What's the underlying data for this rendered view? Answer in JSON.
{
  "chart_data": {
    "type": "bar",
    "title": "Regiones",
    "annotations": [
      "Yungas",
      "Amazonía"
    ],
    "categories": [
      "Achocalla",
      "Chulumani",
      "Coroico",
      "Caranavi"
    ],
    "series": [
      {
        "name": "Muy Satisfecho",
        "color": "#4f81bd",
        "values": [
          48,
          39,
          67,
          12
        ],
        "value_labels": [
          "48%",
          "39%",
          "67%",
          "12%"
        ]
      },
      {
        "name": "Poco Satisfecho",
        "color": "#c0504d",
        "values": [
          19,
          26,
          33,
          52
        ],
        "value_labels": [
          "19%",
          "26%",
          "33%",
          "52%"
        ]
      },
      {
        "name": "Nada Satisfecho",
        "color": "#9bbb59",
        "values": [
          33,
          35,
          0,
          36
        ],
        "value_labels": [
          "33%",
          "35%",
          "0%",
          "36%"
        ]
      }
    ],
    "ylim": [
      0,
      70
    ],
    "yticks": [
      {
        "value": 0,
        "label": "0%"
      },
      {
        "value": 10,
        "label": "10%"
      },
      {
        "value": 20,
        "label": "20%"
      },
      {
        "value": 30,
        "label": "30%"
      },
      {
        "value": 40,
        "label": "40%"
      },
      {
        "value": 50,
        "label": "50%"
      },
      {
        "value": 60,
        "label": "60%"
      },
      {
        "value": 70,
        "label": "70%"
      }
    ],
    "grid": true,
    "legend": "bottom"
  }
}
___
WHAT IS REQUIRED
Pick out each line containing "Satisfecho" and report it.

COMPLETED TASK
        "name": "Muy Satisfecho",
        "name": "Poco Satisfecho",
        "name": "Nada Satisfecho",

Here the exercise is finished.